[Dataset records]
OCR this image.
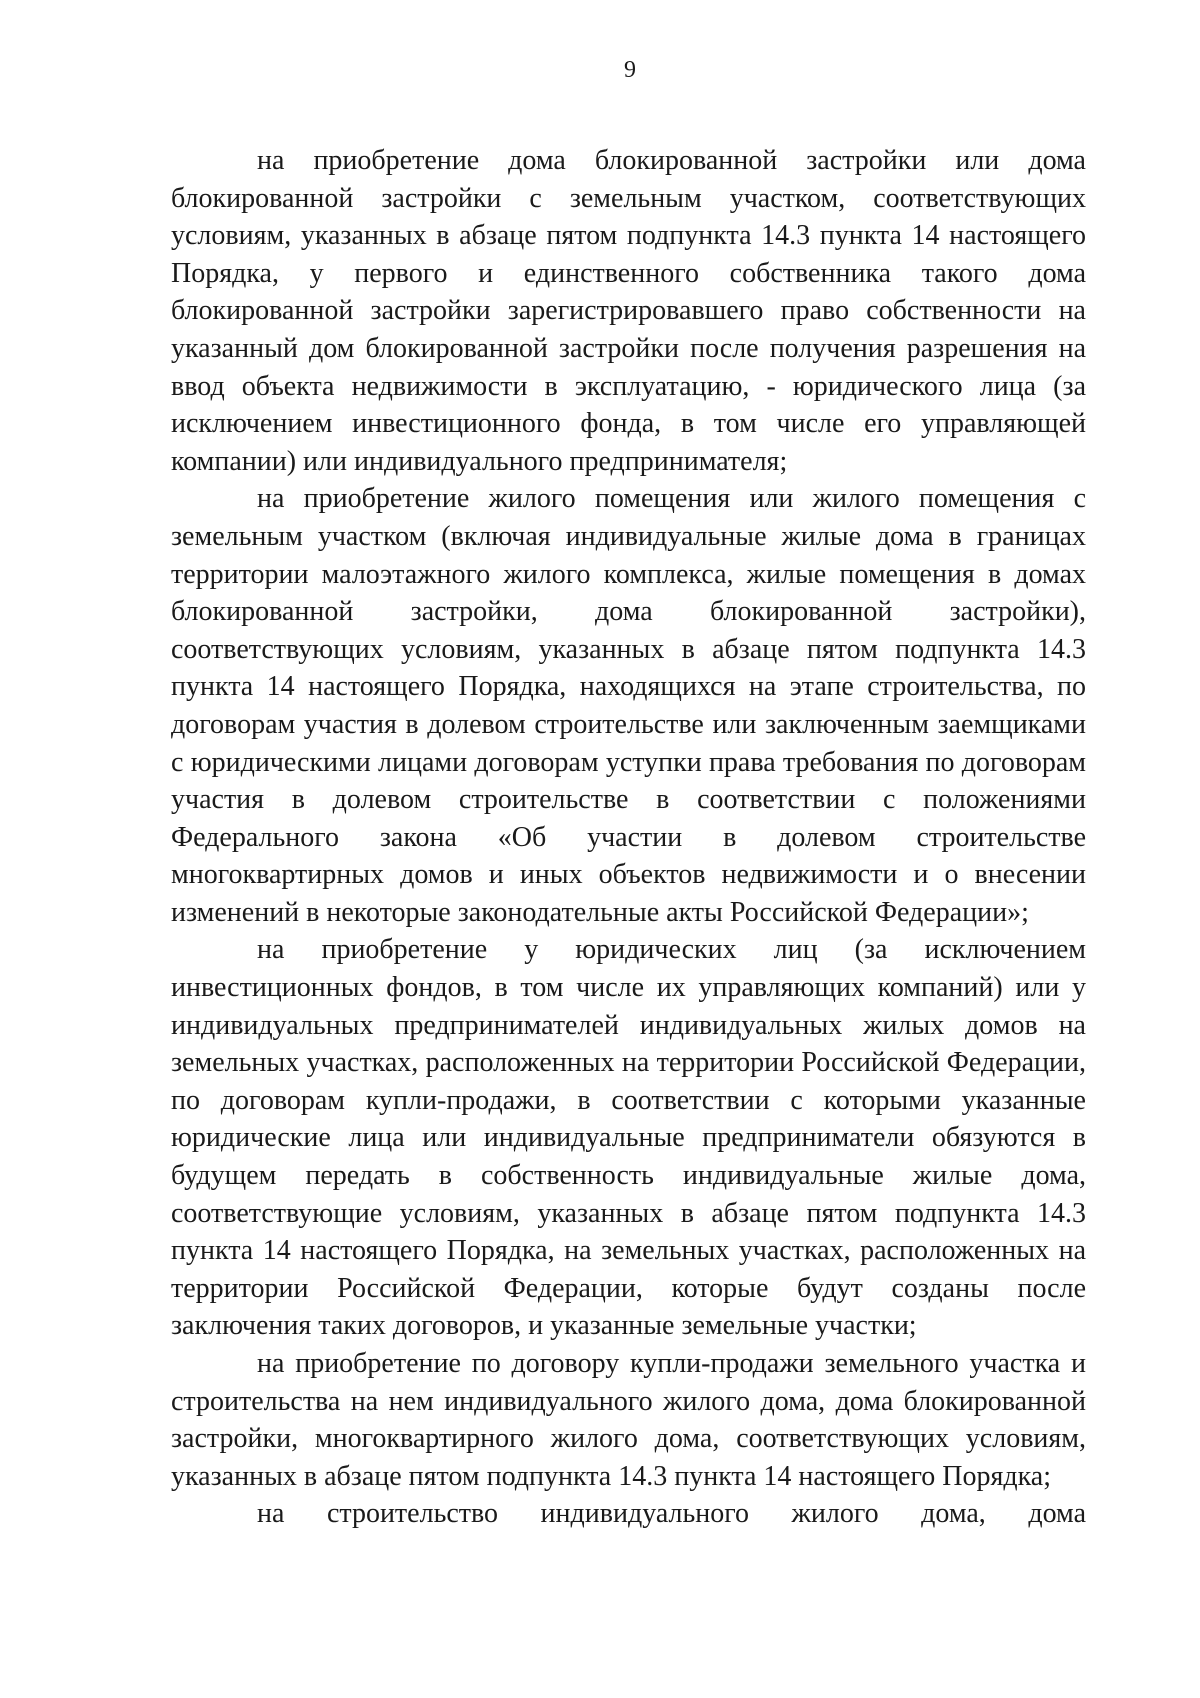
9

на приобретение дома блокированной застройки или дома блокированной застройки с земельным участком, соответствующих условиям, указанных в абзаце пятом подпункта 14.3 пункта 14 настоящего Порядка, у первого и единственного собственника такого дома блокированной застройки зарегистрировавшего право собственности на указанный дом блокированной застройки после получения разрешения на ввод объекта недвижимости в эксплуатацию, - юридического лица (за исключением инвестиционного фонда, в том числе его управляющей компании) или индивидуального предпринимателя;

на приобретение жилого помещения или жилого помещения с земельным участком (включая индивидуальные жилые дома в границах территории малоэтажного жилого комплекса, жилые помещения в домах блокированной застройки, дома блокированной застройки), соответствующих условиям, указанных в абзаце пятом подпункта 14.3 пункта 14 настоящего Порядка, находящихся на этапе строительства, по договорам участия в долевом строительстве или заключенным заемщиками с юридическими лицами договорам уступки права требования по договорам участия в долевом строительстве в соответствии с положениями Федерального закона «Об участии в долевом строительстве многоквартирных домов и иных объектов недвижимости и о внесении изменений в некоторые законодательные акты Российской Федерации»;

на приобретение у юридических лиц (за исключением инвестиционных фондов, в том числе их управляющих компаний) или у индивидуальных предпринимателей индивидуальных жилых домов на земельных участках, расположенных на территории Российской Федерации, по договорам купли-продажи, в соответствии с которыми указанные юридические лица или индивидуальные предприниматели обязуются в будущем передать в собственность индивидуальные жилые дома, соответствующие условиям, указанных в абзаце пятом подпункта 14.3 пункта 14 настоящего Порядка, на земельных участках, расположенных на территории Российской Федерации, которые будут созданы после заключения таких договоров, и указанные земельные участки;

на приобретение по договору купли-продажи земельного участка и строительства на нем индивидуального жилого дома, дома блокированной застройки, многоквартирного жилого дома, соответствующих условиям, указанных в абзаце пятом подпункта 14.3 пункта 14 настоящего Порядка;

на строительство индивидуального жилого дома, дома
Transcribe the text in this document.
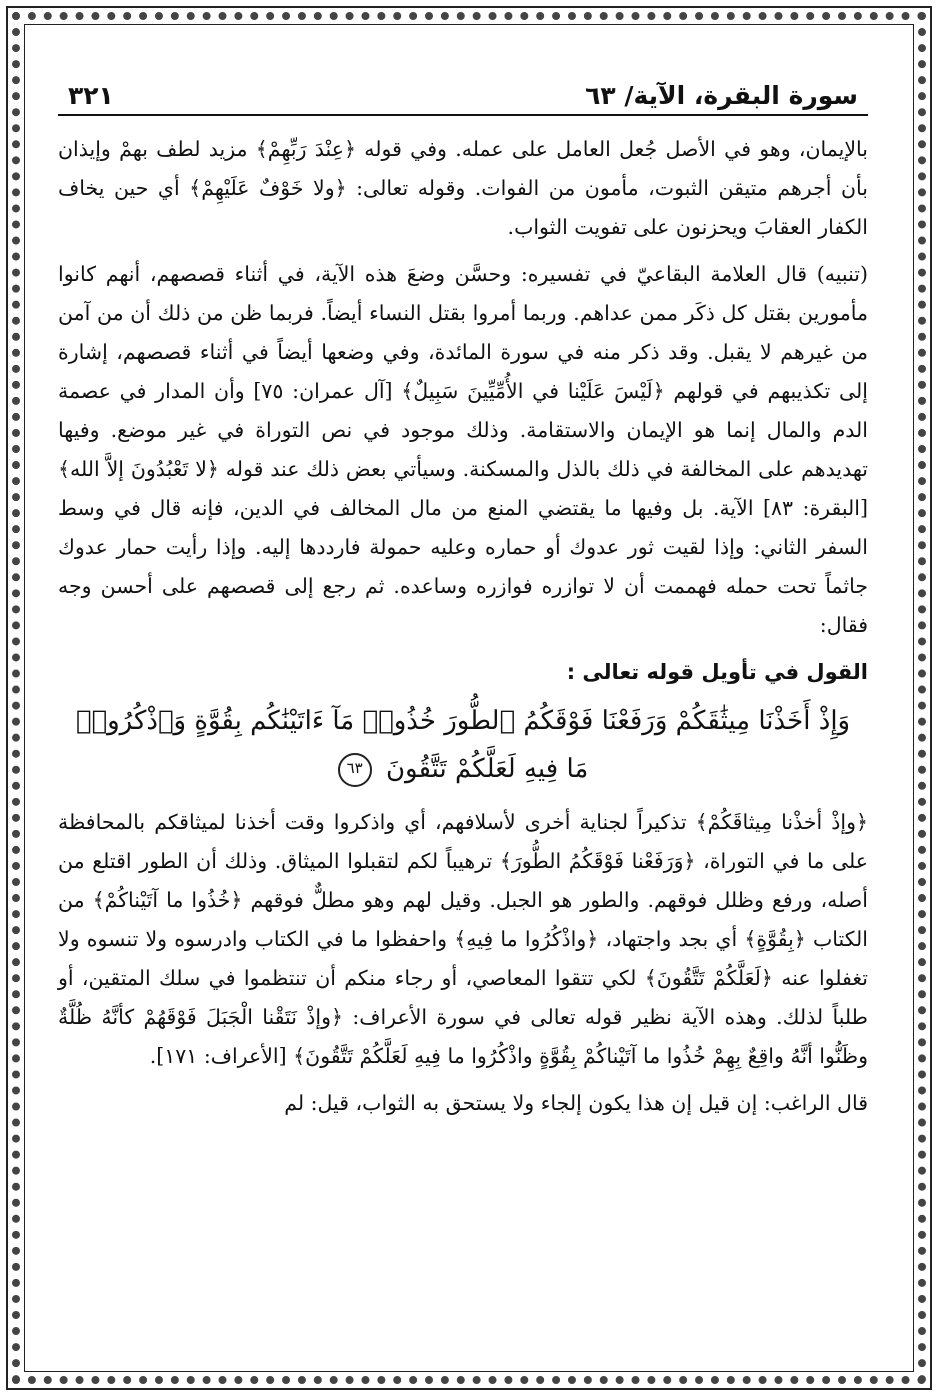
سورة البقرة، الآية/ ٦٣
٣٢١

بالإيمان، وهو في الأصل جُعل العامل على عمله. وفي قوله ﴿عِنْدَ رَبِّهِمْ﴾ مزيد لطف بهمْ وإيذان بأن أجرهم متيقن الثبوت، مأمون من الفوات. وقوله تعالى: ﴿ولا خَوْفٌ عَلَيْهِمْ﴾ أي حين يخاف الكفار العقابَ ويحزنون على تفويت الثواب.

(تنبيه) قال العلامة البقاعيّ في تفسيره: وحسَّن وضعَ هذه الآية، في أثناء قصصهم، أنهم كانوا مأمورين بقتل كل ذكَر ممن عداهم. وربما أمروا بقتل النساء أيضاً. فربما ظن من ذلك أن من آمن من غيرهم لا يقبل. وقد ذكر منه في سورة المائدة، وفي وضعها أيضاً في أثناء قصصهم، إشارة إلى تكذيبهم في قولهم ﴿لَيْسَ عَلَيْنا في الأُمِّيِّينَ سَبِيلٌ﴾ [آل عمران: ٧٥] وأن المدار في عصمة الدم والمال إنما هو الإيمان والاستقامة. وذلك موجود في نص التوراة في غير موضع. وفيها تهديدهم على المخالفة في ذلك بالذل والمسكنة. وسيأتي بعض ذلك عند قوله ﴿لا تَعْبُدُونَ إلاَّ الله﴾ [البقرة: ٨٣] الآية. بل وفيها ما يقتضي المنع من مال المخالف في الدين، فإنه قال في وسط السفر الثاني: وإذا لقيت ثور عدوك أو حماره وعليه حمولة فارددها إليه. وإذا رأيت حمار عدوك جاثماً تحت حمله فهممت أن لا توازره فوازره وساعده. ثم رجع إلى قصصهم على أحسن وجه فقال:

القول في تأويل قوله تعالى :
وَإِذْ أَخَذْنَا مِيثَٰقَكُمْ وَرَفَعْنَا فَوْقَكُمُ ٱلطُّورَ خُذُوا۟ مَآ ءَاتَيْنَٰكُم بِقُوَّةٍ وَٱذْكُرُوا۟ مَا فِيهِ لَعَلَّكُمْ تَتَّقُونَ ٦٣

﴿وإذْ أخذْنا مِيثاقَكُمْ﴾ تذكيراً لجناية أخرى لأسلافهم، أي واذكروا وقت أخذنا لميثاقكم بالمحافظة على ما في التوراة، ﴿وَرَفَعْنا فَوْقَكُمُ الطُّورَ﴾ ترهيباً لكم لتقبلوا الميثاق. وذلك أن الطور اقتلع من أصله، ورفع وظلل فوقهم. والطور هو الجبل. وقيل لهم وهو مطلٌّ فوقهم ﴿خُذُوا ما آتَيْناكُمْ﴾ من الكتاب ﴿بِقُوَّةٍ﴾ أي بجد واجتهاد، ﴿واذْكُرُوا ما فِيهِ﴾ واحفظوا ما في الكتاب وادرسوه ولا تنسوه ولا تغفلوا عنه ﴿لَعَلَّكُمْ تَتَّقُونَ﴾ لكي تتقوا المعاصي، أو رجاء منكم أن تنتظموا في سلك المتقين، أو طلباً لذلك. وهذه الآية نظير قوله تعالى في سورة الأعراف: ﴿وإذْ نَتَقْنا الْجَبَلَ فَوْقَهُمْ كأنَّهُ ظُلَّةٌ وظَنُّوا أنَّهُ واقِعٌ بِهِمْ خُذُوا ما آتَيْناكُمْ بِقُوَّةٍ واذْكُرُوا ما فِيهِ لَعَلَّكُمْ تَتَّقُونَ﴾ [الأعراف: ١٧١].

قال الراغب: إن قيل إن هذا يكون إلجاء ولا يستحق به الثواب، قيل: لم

Required work
Print the complete listing exactly as it stands, without its pictures.

Task answer
OCR this image.
9

на приобретение дома блокированной застройки или дома блокированной застройки с земельным участком, соответствующих условиям, указанных в абзаце пятом подпункта 14.3 пункта 14 настоящего Порядка, у первого и единственного собственника такого дома блокированной застройки зарегистрировавшего право собственности на указанный дом блокированной застройки после получения разрешения на ввод объекта недвижимости в эксплуатацию, - юридического лица (за исключением инвестиционного фонда, в том числе его управляющей компании) или индивидуального предпринимателя;

на приобретение жилого помещения или жилого помещения с земельным участком (включая индивидуальные жилые дома в границах территории малоэтажного жилого комплекса, жилые помещения в домах блокированной застройки, дома блокированной застройки), соответствующих условиям, указанных в абзаце пятом подпункта 14.3 пункта 14 настоящего Порядка, находящихся на этапе строительства, по договорам участия в долевом строительстве или заключенным заемщиками с юридическими лицами договорам уступки права требования по договорам участия в долевом строительстве в соответствии с положениями Федерального закона «Об участии в долевом строительстве многоквартирных домов и иных объектов недвижимости и о внесении изменений в некоторые законодательные акты Российской Федерации»;

на приобретение у юридических лиц (за исключением инвестиционных фондов, в том числе их управляющих компаний) или у индивидуальных предпринимателей индивидуальных жилых домов на земельных участках, расположенных на территории Российской Федерации, по договорам купли-продажи, в соответствии с которыми указанные юридические лица или индивидуальные предприниматели обязуются в будущем передать в собственность индивидуальные жилые дома, соответствующие условиям, указанных в абзаце пятом подпункта 14.3 пункта 14 настоящего Порядка, на земельных участках, расположенных на территории Российской Федерации, которые будут созданы после заключения таких договоров, и указанные земельные участки;

на приобретение по договору купли-продажи земельного участка и строительства на нем индивидуального жилого дома, дома блокированной застройки, многоквартирного жилого дома, соответствующих условиям, указанных в абзаце пятом подпункта 14.3 пункта 14 настоящего Порядка;

на строительство индивидуального жилого дома, дома
Transcribe the text in this document.
سورة البقرة، الآية/ ٦٣
٣٢١

بالإيمان، وهو في الأصل جُعل العامل على عمله. وفي قوله ﴿عِنْدَ رَبِّهِمْ﴾ مزيد لطف بهمْ وإيذان بأن أجرهم متيقن الثبوت، مأمون من الفوات. وقوله تعالى: ﴿ولا خَوْفٌ عَلَيْهِمْ﴾ أي حين يخاف الكفار العقابَ ويحزنون على تفويت الثواب.

(تنبيه) قال العلامة البقاعيّ في تفسيره: وحسَّن وضعَ هذه الآية، في أثناء قصصهم، أنهم كانوا مأمورين بقتل كل ذكَر ممن عداهم. وربما أمروا بقتل النساء أيضاً. فربما ظن من ذلك أن من آمن من غيرهم لا يقبل. وقد ذكر منه في سورة المائدة، وفي وضعها أيضاً في أثناء قصصهم، إشارة إلى تكذيبهم في قولهم ﴿لَيْسَ عَلَيْنا في الأُمِّيِّينَ سَبِيلٌ﴾ [آل عمران: ٧٥] وأن المدار في عصمة الدم والمال إنما هو الإيمان والاستقامة. وذلك موجود في نص التوراة في غير موضع. وفيها تهديدهم على المخالفة في ذلك بالذل والمسكنة. وسيأتي بعض ذلك عند قوله ﴿لا تَعْبُدُونَ إلاَّ الله﴾ [البقرة: ٨٣] الآية. بل وفيها ما يقتضي المنع من مال المخالف في الدين، فإنه قال في وسط السفر الثاني: وإذا لقيت ثور عدوك أو حماره وعليه حمولة فارددها إليه. وإذا رأيت حمار عدوك جاثماً تحت حمله فهممت أن لا توازره فوازره وساعده. ثم رجع إلى قصصهم على أحسن وجه فقال:

القول في تأويل قوله تعالى :
وَإِذْ أَخَذْنَا مِيثَٰقَكُمْ وَرَفَعْنَا فَوْقَكُمُ ٱلطُّورَ خُذُوا۟ مَآ ءَاتَيْنَٰكُم بِقُوَّةٍ وَٱذْكُرُوا۟ مَا فِيهِ لَعَلَّكُمْ تَتَّقُونَ ٦٣

﴿وإذْ أخذْنا مِيثاقَكُمْ﴾ تذكيراً لجناية أخرى لأسلافهم، أي واذكروا وقت أخذنا لميثاقكم بالمحافظة على ما في التوراة، ﴿وَرَفَعْنا فَوْقَكُمُ الطُّورَ﴾ ترهيباً لكم لتقبلوا الميثاق. وذلك أن الطور اقتلع من أصله، ورفع وظلل فوقهم. والطور هو الجبل. وقيل لهم وهو مطلٌّ فوقهم ﴿خُذُوا ما آتَيْناكُمْ﴾ من الكتاب ﴿بِقُوَّةٍ﴾ أي بجد واجتهاد، ﴿واذْكُرُوا ما فِيهِ﴾ واحفظوا ما في الكتاب وادرسوه ولا تنسوه ولا تغفلوا عنه ﴿لَعَلَّكُمْ تَتَّقُونَ﴾ لكي تتقوا المعاصي، أو رجاء منكم أن تنتظموا في سلك المتقين، أو طلباً لذلك. وهذه الآية نظير قوله تعالى في سورة الأعراف: ﴿وإذْ نَتَقْنا الْجَبَلَ فَوْقَهُمْ كأنَّهُ ظُلَّةٌ وظَنُّوا أنَّهُ واقِعٌ بِهِمْ خُذُوا ما آتَيْناكُمْ بِقُوَّةٍ واذْكُرُوا ما فِيهِ لَعَلَّكُمْ تَتَّقُونَ﴾ [الأعراف: ١٧١].

قال الراغب: إن قيل إن هذا يكون إلجاء ولا يستحق به الثواب، قيل: لم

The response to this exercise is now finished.